--- START Available records ---

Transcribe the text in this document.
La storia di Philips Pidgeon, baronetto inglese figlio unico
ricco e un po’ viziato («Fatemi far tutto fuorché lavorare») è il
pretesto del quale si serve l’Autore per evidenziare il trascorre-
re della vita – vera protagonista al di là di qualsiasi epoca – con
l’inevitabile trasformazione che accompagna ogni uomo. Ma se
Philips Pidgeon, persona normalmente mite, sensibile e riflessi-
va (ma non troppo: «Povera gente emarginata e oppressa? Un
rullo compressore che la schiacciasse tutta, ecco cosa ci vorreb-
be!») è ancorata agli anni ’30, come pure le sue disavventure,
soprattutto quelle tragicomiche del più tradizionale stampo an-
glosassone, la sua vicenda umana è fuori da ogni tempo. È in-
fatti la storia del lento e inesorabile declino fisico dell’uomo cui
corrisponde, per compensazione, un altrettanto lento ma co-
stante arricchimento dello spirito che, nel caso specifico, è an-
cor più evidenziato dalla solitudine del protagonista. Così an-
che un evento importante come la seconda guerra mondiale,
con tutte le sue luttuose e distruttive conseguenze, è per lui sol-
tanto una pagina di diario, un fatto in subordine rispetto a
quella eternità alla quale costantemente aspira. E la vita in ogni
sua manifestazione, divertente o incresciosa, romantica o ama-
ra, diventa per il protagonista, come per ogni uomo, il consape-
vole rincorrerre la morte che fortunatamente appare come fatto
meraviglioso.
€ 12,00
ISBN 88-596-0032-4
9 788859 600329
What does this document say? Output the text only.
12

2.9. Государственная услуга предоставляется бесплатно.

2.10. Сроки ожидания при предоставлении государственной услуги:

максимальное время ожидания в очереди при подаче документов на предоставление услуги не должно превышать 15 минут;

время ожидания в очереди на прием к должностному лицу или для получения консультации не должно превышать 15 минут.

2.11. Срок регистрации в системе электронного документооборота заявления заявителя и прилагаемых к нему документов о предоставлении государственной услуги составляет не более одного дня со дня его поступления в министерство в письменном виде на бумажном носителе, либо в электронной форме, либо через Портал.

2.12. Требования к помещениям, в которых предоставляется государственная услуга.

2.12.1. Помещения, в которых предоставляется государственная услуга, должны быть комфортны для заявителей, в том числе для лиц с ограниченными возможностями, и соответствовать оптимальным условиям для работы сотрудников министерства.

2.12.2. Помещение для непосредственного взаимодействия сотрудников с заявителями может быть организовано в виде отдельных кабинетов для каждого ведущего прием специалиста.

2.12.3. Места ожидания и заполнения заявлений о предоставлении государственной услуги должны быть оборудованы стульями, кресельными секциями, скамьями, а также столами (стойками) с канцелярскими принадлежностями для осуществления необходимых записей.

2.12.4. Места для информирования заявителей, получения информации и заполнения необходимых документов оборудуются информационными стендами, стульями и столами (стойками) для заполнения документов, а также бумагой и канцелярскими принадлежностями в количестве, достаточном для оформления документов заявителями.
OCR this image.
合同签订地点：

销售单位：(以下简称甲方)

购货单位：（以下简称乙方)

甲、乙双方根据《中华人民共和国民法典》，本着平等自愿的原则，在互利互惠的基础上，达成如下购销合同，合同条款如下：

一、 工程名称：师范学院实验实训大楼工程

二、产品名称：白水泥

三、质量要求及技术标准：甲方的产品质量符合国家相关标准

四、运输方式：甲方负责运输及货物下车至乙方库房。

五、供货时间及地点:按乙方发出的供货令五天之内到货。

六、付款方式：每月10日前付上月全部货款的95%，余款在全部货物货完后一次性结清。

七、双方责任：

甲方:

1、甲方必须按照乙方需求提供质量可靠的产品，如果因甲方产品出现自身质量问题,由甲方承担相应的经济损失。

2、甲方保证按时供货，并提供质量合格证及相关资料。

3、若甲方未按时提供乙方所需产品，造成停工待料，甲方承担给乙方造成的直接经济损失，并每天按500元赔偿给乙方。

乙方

--- END Available records ---

What to produce »
Every entry must be quoted exactly as it appears above.

Output below »
Transcribe the text in this document.
La storia di Philips Pidgeon, baronetto inglese figlio unico
ricco e un po’ viziato («Fatemi far tutto fuorché lavorare») è il
pretesto del quale si serve l’Autore per evidenziare il trascorre-
re della vita – vera protagonista al di là di qualsiasi epoca – con
l’inevitabile trasformazione che accompagna ogni uomo. Ma se
Philips Pidgeon, persona normalmente mite, sensibile e riflessi-
va (ma non troppo: «Povera gente emarginata e oppressa? Un
rullo compressore che la schiacciasse tutta, ecco cosa ci vorreb-
be!») è ancorata agli anni ’30, come pure le sue disavventure,
soprattutto quelle tragicomiche del più tradizionale stampo an-
glosassone, la sua vicenda umana è fuori da ogni tempo. È in-
fatti la storia del lento e inesorabile declino fisico dell’uomo cui
corrisponde, per compensazione, un altrettanto lento ma co-
stante arricchimento dello spirito che, nel caso specifico, è an-
cor più evidenziato dalla solitudine del protagonista. Così an-
che un evento importante come la seconda guerra mondiale,
con tutte le sue luttuose e distruttive conseguenze, è per lui sol-
tanto una pagina di diario, un fatto in subordine rispetto a
quella eternità alla quale costantemente aspira. E la vita in ogni
sua manifestazione, divertente o incresciosa, romantica o ama-
ra, diventa per il protagonista, come per ogni uomo, il consape-
vole rincorrerre la morte che fortunatamente appare come fatto
meraviglioso.
€ 12,00
ISBN 88-596-0032-4
9 788859 600329
What does this document say? Output the text only.
12

2.9. Государственная услуга предоставляется бесплатно.

2.10. Сроки ожидания при предоставлении государственной услуги:

максимальное время ожидания в очереди при подаче документов на предоставление услуги не должно превышать 15 минут;

время ожидания в очереди на прием к должностному лицу или для получения консультации не должно превышать 15 минут.

2.11. Срок регистрации в системе электронного документооборота заявления заявителя и прилагаемых к нему документов о предоставлении государственной услуги составляет не более одного дня со дня его поступления в министерство в письменном виде на бумажном носителе, либо в электронной форме, либо через Портал.

2.12. Требования к помещениям, в которых предоставляется государственная услуга.

2.12.1. Помещения, в которых предоставляется государственная услуга, должны быть комфортны для заявителей, в том числе для лиц с ограниченными возможностями, и соответствовать оптимальным условиям для работы сотрудников министерства.

2.12.2. Помещение для непосредственного взаимодействия сотрудников с заявителями может быть организовано в виде отдельных кабинетов для каждого ведущего прием специалиста.

2.12.3. Места ожидания и заполнения заявлений о предоставлении государственной услуги должны быть оборудованы стульями, кресельными секциями, скамьями, а также столами (стойками) с канцелярскими принадлежностями для осуществления необходимых записей.

2.12.4. Места для информирования заявителей, получения информации и заполнения необходимых документов оборудуются информационными стендами, стульями и столами (стойками) для заполнения документов, а также бумагой и канцелярскими принадлежностями в количестве, достаточном для оформления документов заявителями.
OCR this image.
合同签订地点：

销售单位：(以下简称甲方)

购货单位：（以下简称乙方)

甲、乙双方根据《中华人民共和国民法典》，本着平等自愿的原则，在互利互惠的基础上，达成如下购销合同，合同条款如下：

一、 工程名称：师范学院实验实训大楼工程

二、产品名称：白水泥

三、质量要求及技术标准：甲方的产品质量符合国家相关标准

四、运输方式：甲方负责运输及货物下车至乙方库房。

五、供货时间及地点:按乙方发出的供货令五天之内到货。

六、付款方式：每月10日前付上月全部货款的95%，余款在全部货物货完后一次性结清。

七、双方责任：

甲方:

1、甲方必须按照乙方需求提供质量可靠的产品，如果因甲方产品出现自身质量问题,由甲方承担相应的经济损失。

2、甲方保证按时供货，并提供质量合格证及相关资料。

3、若甲方未按时提供乙方所需产品，造成停工待料，甲方承担给乙方造成的直接经济损失，并每天按500元赔偿给乙方。

乙方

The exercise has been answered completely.